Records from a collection
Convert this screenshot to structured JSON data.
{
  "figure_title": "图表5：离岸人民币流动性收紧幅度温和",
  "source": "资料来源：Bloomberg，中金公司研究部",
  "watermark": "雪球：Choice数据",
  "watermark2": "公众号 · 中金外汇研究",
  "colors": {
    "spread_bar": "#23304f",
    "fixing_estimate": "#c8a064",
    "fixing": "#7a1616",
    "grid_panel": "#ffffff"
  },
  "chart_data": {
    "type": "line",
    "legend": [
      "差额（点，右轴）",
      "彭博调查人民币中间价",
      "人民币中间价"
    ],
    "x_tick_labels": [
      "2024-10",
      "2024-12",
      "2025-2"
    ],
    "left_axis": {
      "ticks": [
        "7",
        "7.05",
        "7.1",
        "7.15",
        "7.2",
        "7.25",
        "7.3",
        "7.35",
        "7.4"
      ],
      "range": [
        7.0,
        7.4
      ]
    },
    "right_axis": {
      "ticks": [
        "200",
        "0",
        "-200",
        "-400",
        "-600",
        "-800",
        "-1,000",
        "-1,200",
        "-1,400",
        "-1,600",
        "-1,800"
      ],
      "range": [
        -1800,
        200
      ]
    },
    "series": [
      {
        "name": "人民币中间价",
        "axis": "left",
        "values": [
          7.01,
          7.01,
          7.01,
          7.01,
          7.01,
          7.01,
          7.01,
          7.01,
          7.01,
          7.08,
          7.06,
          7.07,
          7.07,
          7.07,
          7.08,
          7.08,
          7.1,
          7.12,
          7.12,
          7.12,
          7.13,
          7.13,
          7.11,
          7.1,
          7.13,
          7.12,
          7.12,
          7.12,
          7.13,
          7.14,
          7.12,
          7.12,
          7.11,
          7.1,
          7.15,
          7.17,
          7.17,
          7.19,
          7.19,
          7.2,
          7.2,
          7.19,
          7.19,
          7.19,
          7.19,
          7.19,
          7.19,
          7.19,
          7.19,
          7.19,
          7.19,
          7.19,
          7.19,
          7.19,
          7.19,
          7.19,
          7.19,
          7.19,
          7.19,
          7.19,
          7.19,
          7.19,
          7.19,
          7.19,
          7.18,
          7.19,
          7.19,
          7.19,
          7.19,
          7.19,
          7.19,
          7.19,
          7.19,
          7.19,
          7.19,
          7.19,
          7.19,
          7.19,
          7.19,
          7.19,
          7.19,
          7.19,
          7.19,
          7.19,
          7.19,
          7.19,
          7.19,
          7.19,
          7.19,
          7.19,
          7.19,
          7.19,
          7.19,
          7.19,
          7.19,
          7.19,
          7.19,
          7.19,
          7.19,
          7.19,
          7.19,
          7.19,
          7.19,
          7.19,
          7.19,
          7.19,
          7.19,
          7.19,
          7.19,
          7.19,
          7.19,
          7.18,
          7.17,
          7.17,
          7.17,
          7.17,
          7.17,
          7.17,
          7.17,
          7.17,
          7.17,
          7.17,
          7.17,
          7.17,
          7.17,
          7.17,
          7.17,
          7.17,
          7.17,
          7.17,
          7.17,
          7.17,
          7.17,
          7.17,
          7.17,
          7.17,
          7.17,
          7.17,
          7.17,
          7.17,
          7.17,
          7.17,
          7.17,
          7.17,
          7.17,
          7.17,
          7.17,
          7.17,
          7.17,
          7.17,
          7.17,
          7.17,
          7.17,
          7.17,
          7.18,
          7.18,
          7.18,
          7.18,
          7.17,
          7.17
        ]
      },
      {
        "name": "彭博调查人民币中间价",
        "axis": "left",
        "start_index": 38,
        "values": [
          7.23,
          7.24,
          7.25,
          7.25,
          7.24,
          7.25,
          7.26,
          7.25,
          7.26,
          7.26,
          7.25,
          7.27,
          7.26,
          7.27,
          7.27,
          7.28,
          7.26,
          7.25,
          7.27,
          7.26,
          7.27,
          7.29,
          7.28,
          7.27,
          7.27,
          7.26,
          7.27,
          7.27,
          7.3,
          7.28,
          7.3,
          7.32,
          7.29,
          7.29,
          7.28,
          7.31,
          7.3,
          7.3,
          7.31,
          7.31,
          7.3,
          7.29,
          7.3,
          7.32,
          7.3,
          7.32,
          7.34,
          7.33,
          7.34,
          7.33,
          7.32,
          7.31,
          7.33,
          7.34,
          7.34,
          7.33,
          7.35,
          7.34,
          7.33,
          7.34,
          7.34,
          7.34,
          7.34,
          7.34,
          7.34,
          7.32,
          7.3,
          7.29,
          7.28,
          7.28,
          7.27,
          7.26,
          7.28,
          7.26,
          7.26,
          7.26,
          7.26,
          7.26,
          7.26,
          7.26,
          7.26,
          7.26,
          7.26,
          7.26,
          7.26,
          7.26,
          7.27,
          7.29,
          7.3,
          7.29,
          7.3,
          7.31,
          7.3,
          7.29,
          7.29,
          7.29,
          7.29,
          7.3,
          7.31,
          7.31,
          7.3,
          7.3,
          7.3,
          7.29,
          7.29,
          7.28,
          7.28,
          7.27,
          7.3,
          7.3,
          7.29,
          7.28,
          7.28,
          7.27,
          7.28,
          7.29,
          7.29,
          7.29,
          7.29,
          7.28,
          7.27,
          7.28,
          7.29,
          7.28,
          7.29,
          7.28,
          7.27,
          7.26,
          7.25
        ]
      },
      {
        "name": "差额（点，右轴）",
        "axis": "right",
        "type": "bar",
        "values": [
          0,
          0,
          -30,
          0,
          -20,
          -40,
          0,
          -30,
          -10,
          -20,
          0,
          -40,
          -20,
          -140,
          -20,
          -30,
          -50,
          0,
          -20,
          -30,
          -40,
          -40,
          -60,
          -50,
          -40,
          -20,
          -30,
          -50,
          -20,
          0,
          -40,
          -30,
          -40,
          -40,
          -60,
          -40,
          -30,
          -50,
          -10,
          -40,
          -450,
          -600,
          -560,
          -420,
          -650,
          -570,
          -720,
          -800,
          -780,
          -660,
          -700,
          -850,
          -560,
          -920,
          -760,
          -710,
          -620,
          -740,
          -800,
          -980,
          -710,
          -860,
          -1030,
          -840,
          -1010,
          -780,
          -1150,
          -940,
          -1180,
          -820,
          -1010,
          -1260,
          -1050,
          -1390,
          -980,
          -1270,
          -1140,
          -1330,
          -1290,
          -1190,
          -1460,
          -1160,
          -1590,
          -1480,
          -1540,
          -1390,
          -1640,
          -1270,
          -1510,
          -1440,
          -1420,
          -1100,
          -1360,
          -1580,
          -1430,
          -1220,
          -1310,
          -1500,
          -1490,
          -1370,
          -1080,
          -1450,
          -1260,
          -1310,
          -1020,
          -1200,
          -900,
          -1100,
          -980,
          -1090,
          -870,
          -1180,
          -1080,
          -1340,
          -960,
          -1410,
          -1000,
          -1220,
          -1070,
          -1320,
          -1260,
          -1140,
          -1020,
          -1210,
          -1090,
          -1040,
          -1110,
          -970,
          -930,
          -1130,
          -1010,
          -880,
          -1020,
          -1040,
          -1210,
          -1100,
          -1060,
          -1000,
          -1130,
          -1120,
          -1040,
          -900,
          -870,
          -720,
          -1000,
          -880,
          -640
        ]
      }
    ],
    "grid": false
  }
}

EXERCISE REQUIREMENTS
Output the data above exactly, please, line for line.

FULL ANSWER
Convert this screenshot to structured JSON data.
{
  "figure_title": "图表5：离岸人民币流动性收紧幅度温和",
  "source": "资料来源：Bloomberg，中金公司研究部",
  "watermark": "雪球：Choice数据",
  "watermark2": "公众号 · 中金外汇研究",
  "colors": {
    "spread_bar": "#23304f",
    "fixing_estimate": "#c8a064",
    "fixing": "#7a1616",
    "grid_panel": "#ffffff"
  },
  "chart_data": {
    "type": "line",
    "legend": [
      "差额（点，右轴）",
      "彭博调查人民币中间价",
      "人民币中间价"
    ],
    "x_tick_labels": [
      "2024-10",
      "2024-12",
      "2025-2"
    ],
    "left_axis": {
      "ticks": [
        "7",
        "7.05",
        "7.1",
        "7.15",
        "7.2",
        "7.25",
        "7.3",
        "7.35",
        "7.4"
      ],
      "range": [
        7.0,
        7.4
      ]
    },
    "right_axis": {
      "ticks": [
        "200",
        "0",
        "-200",
        "-400",
        "-600",
        "-800",
        "-1,000",
        "-1,200",
        "-1,400",
        "-1,600",
        "-1,800"
      ],
      "range": [
        -1800,
        200
      ]
    },
    "series": [
      {
        "name": "人民币中间价",
        "axis": "left",
        "values": [
          7.01,
          7.01,
          7.01,
          7.01,
          7.01,
          7.01,
          7.01,
          7.01,
          7.01,
          7.08,
          7.06,
          7.07,
          7.07,
          7.07,
          7.08,
          7.08,
          7.1,
          7.12,
          7.12,
          7.12,
          7.13,
          7.13,
          7.11,
          7.1,
          7.13,
          7.12,
          7.12,
          7.12,
          7.13,
          7.14,
          7.12,
          7.12,
          7.11,
          7.1,
          7.15,
          7.17,
          7.17,
          7.19,
          7.19,
          7.2,
          7.2,
          7.19,
          7.19,
          7.19,
          7.19,
          7.19,
          7.19,
          7.19,
          7.19,
          7.19,
          7.19,
          7.19,
          7.19,
          7.19,
          7.19,
          7.19,
          7.19,
          7.19,
          7.19,
          7.19,
          7.19,
          7.19,
          7.19,
          7.19,
          7.18,
          7.19,
          7.19,
          7.19,
          7.19,
          7.19,
          7.19,
          7.19,
          7.19,
          7.19,
          7.19,
          7.19,
          7.19,
          7.19,
          7.19,
          7.19,
          7.19,
          7.19,
          7.19,
          7.19,
          7.19,
          7.19,
          7.19,
          7.19,
          7.19,
          7.19,
          7.19,
          7.19,
          7.19,
          7.19,
          7.19,
          7.19,
          7.19,
          7.19,
          7.19,
          7.19,
          7.19,
          7.19,
          7.19,
          7.19,
          7.19,
          7.19,
          7.19,
          7.19,
          7.19,
          7.19,
          7.19,
          7.18,
          7.17,
          7.17,
          7.17,
          7.17,
          7.17,
          7.17,
          7.17,
          7.17,
          7.17,
          7.17,
          7.17,
          7.17,
          7.17,
          7.17,
          7.17,
          7.17,
          7.17,
          7.17,
          7.17,
          7.17,
          7.17,
          7.17,
          7.17,
          7.17,
          7.17,
          7.17,
          7.17,
          7.17,
          7.17,
          7.17,
          7.17,
          7.17,
          7.17,
          7.17,
          7.17,
          7.17,
          7.17,
          7.17,
          7.17,
          7.17,
          7.17,
          7.17,
          7.18,
          7.18,
          7.18,
          7.18,
          7.17,
          7.17
        ]
      },
      {
        "name": "彭博调查人民币中间价",
        "axis": "left",
        "start_index": 38,
        "values": [
          7.23,
          7.24,
          7.25,
          7.25,
          7.24,
          7.25,
          7.26,
          7.25,
          7.26,
          7.26,
          7.25,
          7.27,
          7.26,
          7.27,
          7.27,
          7.28,
          7.26,
          7.25,
          7.27,
          7.26,
          7.27,
          7.29,
          7.28,
          7.27,
          7.27,
          7.26,
          7.27,
          7.27,
          7.3,
          7.28,
          7.3,
          7.32,
          7.29,
          7.29,
          7.28,
          7.31,
          7.3,
          7.3,
          7.31,
          7.31,
          7.3,
          7.29,
          7.3,
          7.32,
          7.3,
          7.32,
          7.34,
          7.33,
          7.34,
          7.33,
          7.32,
          7.31,
          7.33,
          7.34,
          7.34,
          7.33,
          7.35,
          7.34,
          7.33,
          7.34,
          7.34,
          7.34,
          7.34,
          7.34,
          7.34,
          7.32,
          7.3,
          7.29,
          7.28,
          7.28,
          7.27,
          7.26,
          7.28,
          7.26,
          7.26,
          7.26,
          7.26,
          7.26,
          7.26,
          7.26,
          7.26,
          7.26,
          7.26,
          7.26,
          7.26,
          7.26,
          7.27,
          7.29,
          7.3,
          7.29,
          7.3,
          7.31,
          7.3,
          7.29,
          7.29,
          7.29,
          7.29,
          7.3,
          7.31,
          7.31,
          7.3,
          7.3,
          7.3,
          7.29,
          7.29,
          7.28,
          7.28,
          7.27,
          7.3,
          7.3,
          7.29,
          7.28,
          7.28,
          7.27,
          7.28,
          7.29,
          7.29,
          7.29,
          7.29,
          7.28,
          7.27,
          7.28,
          7.29,
          7.28,
          7.29,
          7.28,
          7.27,
          7.26,
          7.25
        ]
      },
      {
        "name": "差额（点，右轴）",
        "axis": "right",
        "type": "bar",
        "values": [
          0,
          0,
          -30,
          0,
          -20,
          -40,
          0,
          -30,
          -10,
          -20,
          0,
          -40,
          -20,
          -140,
          -20,
          -30,
          -50,
          0,
          -20,
          -30,
          -40,
          -40,
          -60,
          -50,
          -40,
          -20,
          -30,
          -50,
          -20,
          0,
          -40,
          -30,
          -40,
          -40,
          -60,
          -40,
          -30,
          -50,
          -10,
          -40,
          -450,
          -600,
          -560,
          -420,
          -650,
          -570,
          -720,
          -800,
          -780,
          -660,
          -700,
          -850,
          -560,
          -920,
          -760,
          -710,
          -620,
          -740,
          -800,
          -980,
          -710,
          -860,
          -1030,
          -840,
          -1010,
          -780,
          -1150,
          -940,
          -1180,
          -820,
          -1010,
          -1260,
          -1050,
          -1390,
          -980,
          -1270,
          -1140,
          -1330,
          -1290,
          -1190,
          -1460,
          -1160,
          -1590,
          -1480,
          -1540,
          -1390,
          -1640,
          -1270,
          -1510,
          -1440,
          -1420,
          -1100,
          -1360,
          -1580,
          -1430,
          -1220,
          -1310,
          -1500,
          -1490,
          -1370,
          -1080,
          -1450,
          -1260,
          -1310,
          -1020,
          -1200,
          -900,
          -1100,
          -980,
          -1090,
          -870,
          -1180,
          -1080,
          -1340,
          -960,
          -1410,
          -1000,
          -1220,
          -1070,
          -1320,
          -1260,
          -1140,
          -1020,
          -1210,
          -1090,
          -1040,
          -1110,
          -970,
          -930,
          -1130,
          -1010,
          -880,
          -1020,
          -1040,
          -1210,
          -1100,
          -1060,
          -1000,
          -1130,
          -1120,
          -1040,
          -900,
          -870,
          -720,
          -1000,
          -880,
          -640
        ]
      }
    ],
    "grid": false
  }
}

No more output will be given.